§ **DATASET ROWS**:
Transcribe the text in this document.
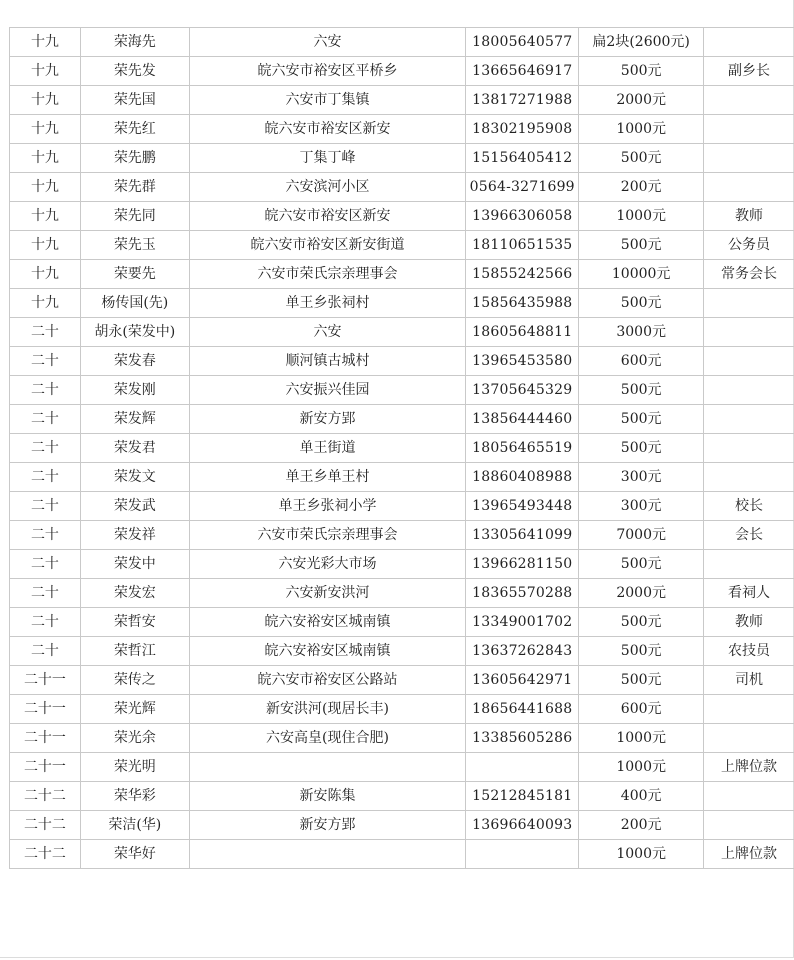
十九	荣海先	六安	18005640577	扁2块(2600元)	
十九	荣先发	皖六安市裕安区平桥乡	13665646917	500元	副乡长
十九	荣先国	六安市丁集镇	13817271988	2000元	
十九	荣先红	皖六安市裕安区新安	18302195908	1000元	
十九	荣先鹏	丁集丁峰	15156405412	500元	
十九	荣先群	六安滨河小区	0564-3271699	200元	
十九	荣先同	皖六安市裕安区新安	13966306058	1000元	教师
十九	荣先玉	皖六安市裕安区新安街道	18110651535	500元	公务员
十九	荣要先	六安市荣氏宗亲理事会	15855242566	10000元	常务会长
十九	杨传国(先)	单王乡张祠村	15856435988	500元	
二十	胡永(荣发中)	六安	18605648811	3000元	
二十	荣发春	顺河镇古城村	13965453580	600元	
二十	荣发刚	六安振兴佳园	13705645329	500元	
二十	荣发辉	新安方郢	13856444460	500元	
二十	荣发君	单王街道	18056465519	500元	
二十	荣发文	单王乡单王村	18860408988	300元	
二十	荣发武	单王乡张祠小学	13965493448	300元	校长
二十	荣发祥	六安市荣氏宗亲理事会	13305641099	7000元	会长
二十	荣发中	六安光彩大市场	13966281150	500元	
二十	荣发宏	六安新安洪河	18365570288	2000元	看祠人
二十	荣哲安	皖六安裕安区城南镇	13349001702	500元	教师
二十	荣哲江	皖六安裕安区城南镇	13637262843	500元	农技员
二十一	荣传之	皖六安市裕安区公路站	13605642971	500元	司机
二十一	荣光辉	新安洪河(现居长丰)	18656441688	600元	
二十一	荣光余	六安高皇(现住合肥)	13385605286	1000元	
二十一	荣光明			1000元	上牌位款
二十二	荣华彩	新安陈集	15212845181	400元	
二十二	荣洁(华)	新安方郢	13696640093	200元	
二十二	荣华好			1000元	上牌位款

§ **SET TASK**: Write the material out again exactly as it appears, dropping the pictures.

§ **WORKED SOLUTION**:
Transcribe the text in this document.
十九	荣海先	六安	18005640577	扁2块(2600元)	
十九	荣先发	皖六安市裕安区平桥乡	13665646917	500元	副乡长
十九	荣先国	六安市丁集镇	13817271988	2000元	
十九	荣先红	皖六安市裕安区新安	18302195908	1000元	
十九	荣先鹏	丁集丁峰	15156405412	500元	
十九	荣先群	六安滨河小区	0564-3271699	200元	
十九	荣先同	皖六安市裕安区新安	13966306058	1000元	教师
十九	荣先玉	皖六安市裕安区新安街道	18110651535	500元	公务员
十九	荣要先	六安市荣氏宗亲理事会	15855242566	10000元	常务会长
十九	杨传国(先)	单王乡张祠村	15856435988	500元	
二十	胡永(荣发中)	六安	18605648811	3000元	
二十	荣发春	顺河镇古城村	13965453580	600元	
二十	荣发刚	六安振兴佳园	13705645329	500元	
二十	荣发辉	新安方郢	13856444460	500元	
二十	荣发君	单王街道	18056465519	500元	
二十	荣发文	单王乡单王村	18860408988	300元	
二十	荣发武	单王乡张祠小学	13965493448	300元	校长
二十	荣发祥	六安市荣氏宗亲理事会	13305641099	7000元	会长
二十	荣发中	六安光彩大市场	13966281150	500元	
二十	荣发宏	六安新安洪河	18365570288	2000元	看祠人
二十	荣哲安	皖六安裕安区城南镇	13349001702	500元	教师
二十	荣哲江	皖六安裕安区城南镇	13637262843	500元	农技员
二十一	荣传之	皖六安市裕安区公路站	13605642971	500元	司机
二十一	荣光辉	新安洪河(现居长丰)	18656441688	600元	
二十一	荣光余	六安高皇(现住合肥)	13385605286	1000元	
二十一	荣光明			1000元	上牌位款
二十二	荣华彩	新安陈集	15212845181	400元	
二十二	荣洁(华)	新安方郢	13696640093	200元	
二十二	荣华好			1000元	上牌位款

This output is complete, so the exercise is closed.